• **EXERCISE DIRECTIONS**
Skip the images. Copy the records exactly as written.

• **RECORDS SUPPLIED**
☆ ☆ ☆

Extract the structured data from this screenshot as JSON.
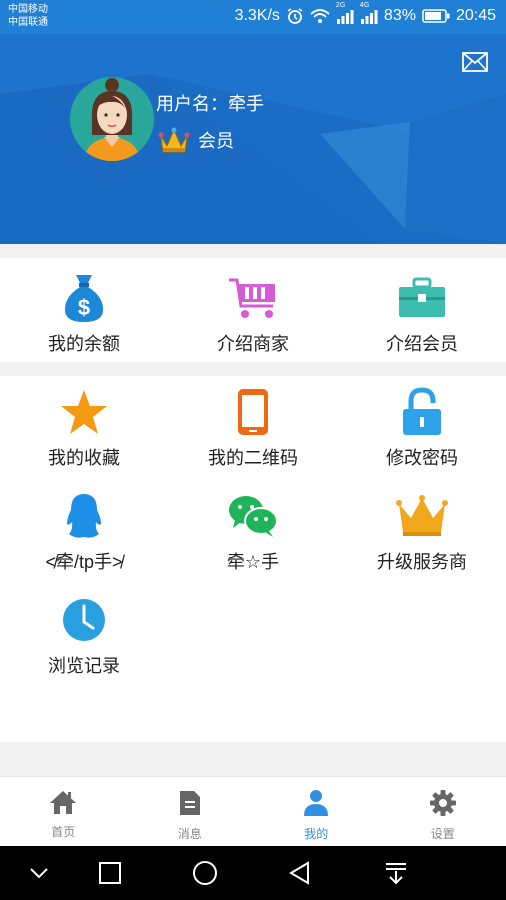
{
  "status_bar": {
    "carrier1": "中国移动",
    "carrier2": "中国联通",
    "speed": "3.3K/s",
    "net1": "2G",
    "net2": "4G",
    "battery": "83%",
    "time": "20:45"
  },
  "profile": {
    "username": "用户名：牵手",
    "member": "会员"
  },
  "section1": [
    {
      "label": "我的余额",
      "icon": "money-bag-icon",
      "color": "#1e88d8"
    },
    {
      "label": "介绍商家",
      "icon": "cart-icon",
      "color": "#d65bd6"
    },
    {
      "label": "介绍会员",
      "icon": "toolbox-icon",
      "color": "#3dbdb0"
    }
  ],
  "section2": [
    {
      "label": "我的收藏",
      "icon": "star-icon",
      "color": "#f39a12"
    },
    {
      "label": "我的二维码",
      "icon": "phone-icon",
      "color": "#ee6a12"
    },
    {
      "label": "修改密码",
      "icon": "lock-icon",
      "color": "#2ea2e8"
    },
    {
      "label": "≮牵/tp手≯",
      "icon": "qq-icon",
      "color": "#1e8fe6"
    },
    {
      "label": "牵☆手",
      "icon": "wechat-icon",
      "color": "#20b45a"
    },
    {
      "label": "升级服务商",
      "icon": "crown-icon",
      "color": "#f2a81d"
    },
    {
      "label": "浏览记录",
      "icon": "clock-icon",
      "color": "#2a9fe0"
    }
  ],
  "bottom_nav": [
    {
      "label": "首页",
      "icon": "home-icon"
    },
    {
      "label": "消息",
      "icon": "message-icon"
    },
    {
      "label": "我的",
      "icon": "user-icon",
      "active": true
    },
    {
      "label": "设置",
      "icon": "gear-icon"
    }
  ]
}
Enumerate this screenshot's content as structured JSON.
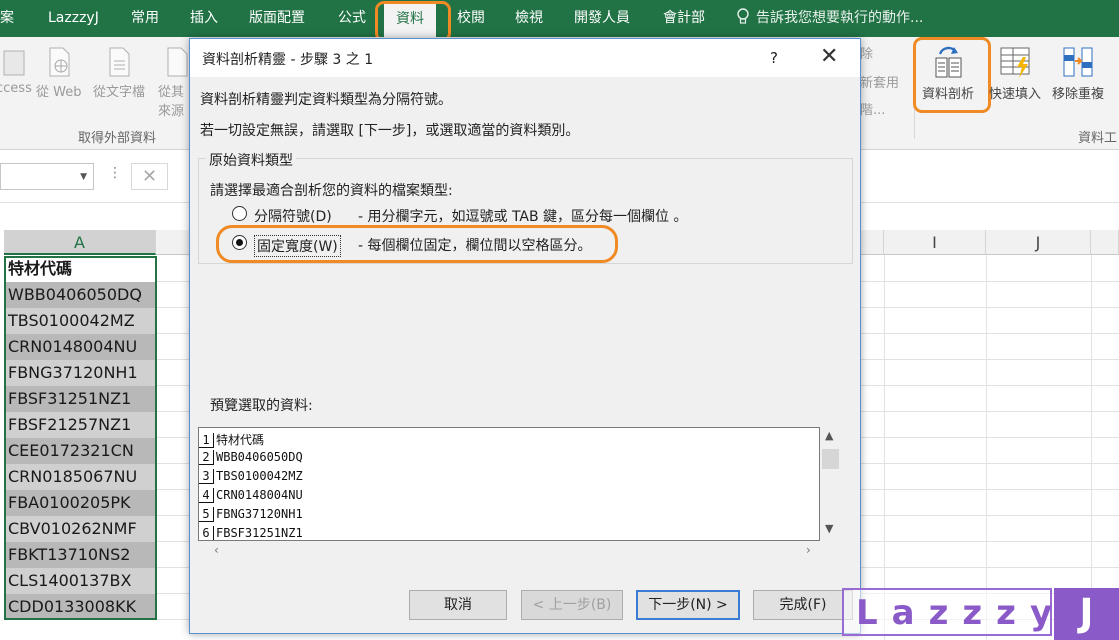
{
  "ribbon": {
    "tabs": [
      "案",
      "LazzzyJ",
      "常用",
      "插入",
      "版面配置",
      "公式",
      "資料",
      "校閱",
      "檢視",
      "開發人員",
      "會計部"
    ],
    "active_tab": "資料",
    "tell_me": "告訴我您想要執行的動作...",
    "buttons": {
      "access": "ccess",
      "from_web": "從 Web",
      "from_text": "從文字檔",
      "from_other_1": "從其",
      "from_other_2": "來源",
      "remove_partial": "除",
      "new_apply": "新套用",
      "advanced_partial": "階...",
      "text_to_columns": "資料剖析",
      "flash_fill": "快速填入",
      "remove_duplicates": "移除重複"
    },
    "groups": {
      "get_external": "取得外部資料",
      "data_tools": "資料工"
    }
  },
  "sheet": {
    "columns": [
      "A",
      "I",
      "J"
    ],
    "cells": [
      "特材代碼",
      "WBB0406050DQ",
      "TBS0100042MZ",
      "CRN0148004NU",
      "FBNG37120NH1",
      "FBSF31251NZ1",
      "FBSF21257NZ1",
      "CEE0172321CN",
      "CRN0185067NU",
      "FBA0100205PK",
      "CBV010262NMF",
      "FBKT13710NS2",
      "CLS1400137BX",
      "CDD0133008KK"
    ]
  },
  "dialog": {
    "title": "資料剖析精靈 - 步驟 3 之 1",
    "help": "?",
    "close": "✕",
    "line1": "資料剖析精靈判定資料類型為分隔符號。",
    "line2": "若一切設定無誤，請選取 [下一步]，或選取適當的資料類別。",
    "group_title": "原始資料類型",
    "prompt": "請選擇最適合剖析您的資料的檔案類型:",
    "option_delimited": "分隔符號(D)",
    "option_delimited_desc": "- 用分欄字元，如逗號或 TAB 鍵，區分每一個欄位 。",
    "option_fixed": "固定寬度(W)",
    "option_fixed_desc": "- 每個欄位固定，欄位間以空格區分。",
    "preview_label": "預覽選取的資料:",
    "preview_rows": [
      {
        "n": "1",
        "text": "特材代碼"
      },
      {
        "n": "2",
        "text": "WBB0406050DQ"
      },
      {
        "n": "3",
        "text": "TBS0100042MZ"
      },
      {
        "n": "4",
        "text": "CRN0148004NU"
      },
      {
        "n": "5",
        "text": "FBNG37120NH1"
      },
      {
        "n": "6",
        "text": "FBSF31251NZ1"
      }
    ],
    "buttons": {
      "cancel": "取消",
      "back": "< 上一步(B)",
      "next": "下一步(N) >",
      "finish": "完成(F)"
    }
  },
  "watermark": {
    "text": "Lazzzy",
    "j": "J"
  },
  "colors": {
    "excel_green": "#217346",
    "highlight": "#f08a24",
    "watermark": "#8a5ac8"
  }
}
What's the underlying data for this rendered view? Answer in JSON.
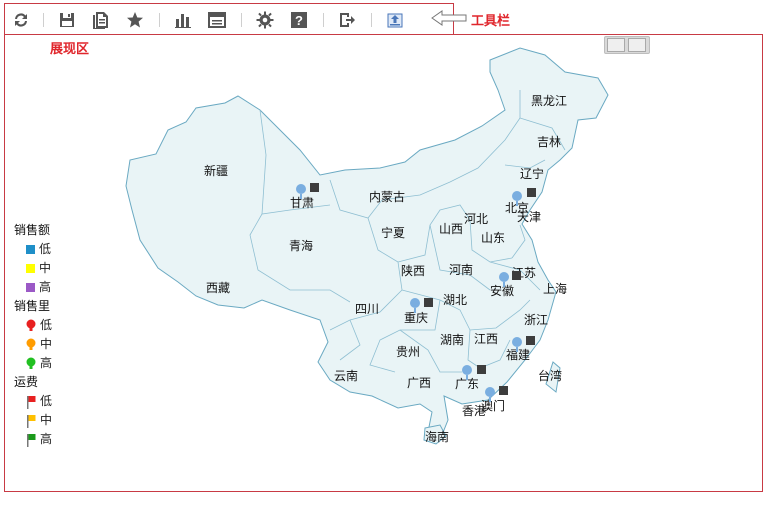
{
  "toolbar": {
    "label": "工具栏",
    "buttons": [
      {
        "name": "refresh-icon",
        "x": 0
      },
      {
        "name": "save-icon",
        "x": 1
      },
      {
        "name": "save-as-icon",
        "x": 2
      },
      {
        "name": "favorite-star-icon",
        "x": 3
      },
      {
        "name": "chart-icon",
        "x": 4
      },
      {
        "name": "layout-icon",
        "x": 5
      },
      {
        "name": "settings-gear-icon",
        "x": 6
      },
      {
        "name": "help-icon",
        "x": 7
      },
      {
        "name": "exit-icon",
        "x": 8
      },
      {
        "name": "export-icon",
        "x": 9
      }
    ]
  },
  "display_area": {
    "label": "展现区"
  },
  "map": {
    "provinces": [
      "黑龙江",
      "吉林",
      "辽宁",
      "新疆",
      "内蒙古",
      "甘肃",
      "北京",
      "天津",
      "河北",
      "宁夏",
      "山西",
      "山东",
      "青海",
      "陕西",
      "河南",
      "江苏",
      "安徽",
      "上海",
      "西藏",
      "四川",
      "湖北",
      "重庆",
      "浙江",
      "湖南",
      "江西",
      "福建",
      "贵州",
      "云南",
      "广西",
      "广东",
      "台湾",
      "澳门",
      "香港",
      "海南"
    ]
  },
  "legend": {
    "sales_amount": {
      "title": "销售额",
      "items": [
        {
          "label": "低",
          "color": "#1f8fc8"
        },
        {
          "label": "中",
          "color": "#ffff00"
        },
        {
          "label": "高",
          "color": "#9b59c6"
        }
      ]
    },
    "sales_volume": {
      "title": "销售里",
      "items": [
        {
          "label": "低",
          "color": "#e82020"
        },
        {
          "label": "中",
          "color": "#ff9c00"
        },
        {
          "label": "高",
          "color": "#21c021"
        }
      ]
    },
    "freight": {
      "title": "运费",
      "items": [
        {
          "label": "低",
          "color": "#e82020"
        },
        {
          "label": "中",
          "color": "#ffc000"
        },
        {
          "label": "高",
          "color": "#1a9a1a"
        }
      ]
    }
  }
}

☆ ☆ ☆

• **THE RESPONSE**
Extract the structured data from this screenshot as JSON.
{
  "status_bar": {
    "carrier1": "中国移动",
    "carrier2": "中国联通",
    "speed": "3.3K/s",
    "net1": "2G",
    "net2": "4G",
    "battery": "83%",
    "time": "20:45"
  },
  "profile": {
    "username": "用户名：牵手",
    "member": "会员"
  },
  "section1": [
    {
      "label": "我的余额",
      "icon": "money-bag-icon",
      "color": "#1e88d8"
    },
    {
      "label": "介绍商家",
      "icon": "cart-icon",
      "color": "#d65bd6"
    },
    {
      "label": "介绍会员",
      "icon": "toolbox-icon",
      "color": "#3dbdb0"
    }
  ],
  "section2": [
    {
      "label": "我的收藏",
      "icon": "star-icon",
      "color": "#f39a12"
    },
    {
      "label": "我的二维码",
      "icon": "phone-icon",
      "color": "#ee6a12"
    },
    {
      "label": "修改密码",
      "icon": "lock-icon",
      "color": "#2ea2e8"
    },
    {
      "label": "≮牵/tp手≯",
      "icon": "qq-icon",
      "color": "#1e8fe6"
    },
    {
      "label": "牵☆手",
      "icon": "wechat-icon",
      "color": "#20b45a"
    },
    {
      "label": "升级服务商",
      "icon": "crown-icon",
      "color": "#f2a81d"
    },
    {
      "label": "浏览记录",
      "icon": "clock-icon",
      "color": "#2a9fe0"
    }
  ],
  "bottom_nav": [
    {
      "label": "首页",
      "icon": "home-icon"
    },
    {
      "label": "消息",
      "icon": "message-icon"
    },
    {
      "label": "我的",
      "icon": "user-icon",
      "active": true
    },
    {
      "label": "设置",
      "icon": "gear-icon"
    }
  ]
}
Enumerate this screenshot's content as structured JSON.
{
  "ribbon": {
    "tabs": [
      "案",
      "LazzzyJ",
      "常用",
      "插入",
      "版面配置",
      "公式",
      "資料",
      "校閱",
      "檢視",
      "開發人員",
      "會計部"
    ],
    "active_tab": "資料",
    "tell_me": "告訴我您想要執行的動作...",
    "buttons": {
      "access": "ccess",
      "from_web": "從 Web",
      "from_text": "從文字檔",
      "from_other_1": "從其",
      "from_other_2": "來源",
      "remove_partial": "除",
      "new_apply": "新套用",
      "advanced_partial": "階...",
      "text_to_columns": "資料剖析",
      "flash_fill": "快速填入",
      "remove_duplicates": "移除重複"
    },
    "groups": {
      "get_external": "取得外部資料",
      "data_tools": "資料工"
    }
  },
  "sheet": {
    "columns": [
      "A",
      "I",
      "J"
    ],
    "cells": [
      "特材代碼",
      "WBB0406050DQ",
      "TBS0100042MZ",
      "CRN0148004NU",
      "FBNG37120NH1",
      "FBSF31251NZ1",
      "FBSF21257NZ1",
      "CEE0172321CN",
      "CRN0185067NU",
      "FBA0100205PK",
      "CBV010262NMF",
      "FBKT13710NS2",
      "CLS1400137BX",
      "CDD0133008KK"
    ]
  },
  "dialog": {
    "title": "資料剖析精靈 - 步驟 3 之 1",
    "help": "?",
    "close": "✕",
    "line1": "資料剖析精靈判定資料類型為分隔符號。",
    "line2": "若一切設定無誤，請選取 [下一步]，或選取適當的資料類別。",
    "group_title": "原始資料類型",
    "prompt": "請選擇最適合剖析您的資料的檔案類型:",
    "option_delimited": "分隔符號(D)",
    "option_delimited_desc": "- 用分欄字元，如逗號或 TAB 鍵，區分每一個欄位 。",
    "option_fixed": "固定寬度(W)",
    "option_fixed_desc": "- 每個欄位固定，欄位間以空格區分。",
    "preview_label": "預覽選取的資料:",
    "preview_rows": [
      {
        "n": "1",
        "text": "特材代碼"
      },
      {
        "n": "2",
        "text": "WBB0406050DQ"
      },
      {
        "n": "3",
        "text": "TBS0100042MZ"
      },
      {
        "n": "4",
        "text": "CRN0148004NU"
      },
      {
        "n": "5",
        "text": "FBNG37120NH1"
      },
      {
        "n": "6",
        "text": "FBSF31251NZ1"
      }
    ],
    "buttons": {
      "cancel": "取消",
      "back": "< 上一步(B)",
      "next": "下一步(N) >",
      "finish": "完成(F)"
    }
  },
  "watermark": {
    "text": "Lazzzy",
    "j": "J"
  },
  "colors": {
    "excel_green": "#217346",
    "highlight": "#f08a24",
    "watermark": "#8a5ac8"
  }
}
What's the underlying data for this rendered view? Answer in JSON.
{
  "toolbar": {
    "label": "工具栏",
    "buttons": [
      {
        "name": "refresh-icon",
        "x": 0
      },
      {
        "name": "save-icon",
        "x": 1
      },
      {
        "name": "save-as-icon",
        "x": 2
      },
      {
        "name": "favorite-star-icon",
        "x": 3
      },
      {
        "name": "chart-icon",
        "x": 4
      },
      {
        "name": "layout-icon",
        "x": 5
      },
      {
        "name": "settings-gear-icon",
        "x": 6
      },
      {
        "name": "help-icon",
        "x": 7
      },
      {
        "name": "exit-icon",
        "x": 8
      },
      {
        "name": "export-icon",
        "x": 9
      }
    ]
  },
  "display_area": {
    "label": "展现区"
  },
  "map": {
    "provinces": [
      "黑龙江",
      "吉林",
      "辽宁",
      "新疆",
      "内蒙古",
      "甘肃",
      "北京",
      "天津",
      "河北",
      "宁夏",
      "山西",
      "山东",
      "青海",
      "陕西",
      "河南",
      "江苏",
      "安徽",
      "上海",
      "西藏",
      "四川",
      "湖北",
      "重庆",
      "浙江",
      "湖南",
      "江西",
      "福建",
      "贵州",
      "云南",
      "广西",
      "广东",
      "台湾",
      "澳门",
      "香港",
      "海南"
    ]
  },
  "legend": {
    "sales_amount": {
      "title": "销售额",
      "items": [
        {
          "label": "低",
          "color": "#1f8fc8"
        },
        {
          "label": "中",
          "color": "#ffff00"
        },
        {
          "label": "高",
          "color": "#9b59c6"
        }
      ]
    },
    "sales_volume": {
      "title": "销售里",
      "items": [
        {
          "label": "低",
          "color": "#e82020"
        },
        {
          "label": "中",
          "color": "#ff9c00"
        },
        {
          "label": "高",
          "color": "#21c021"
        }
      ]
    },
    "freight": {
      "title": "运费",
      "items": [
        {
          "label": "低",
          "color": "#e82020"
        },
        {
          "label": "中",
          "color": "#ffc000"
        },
        {
          "label": "高",
          "color": "#1a9a1a"
        }
      ]
    }
  }
}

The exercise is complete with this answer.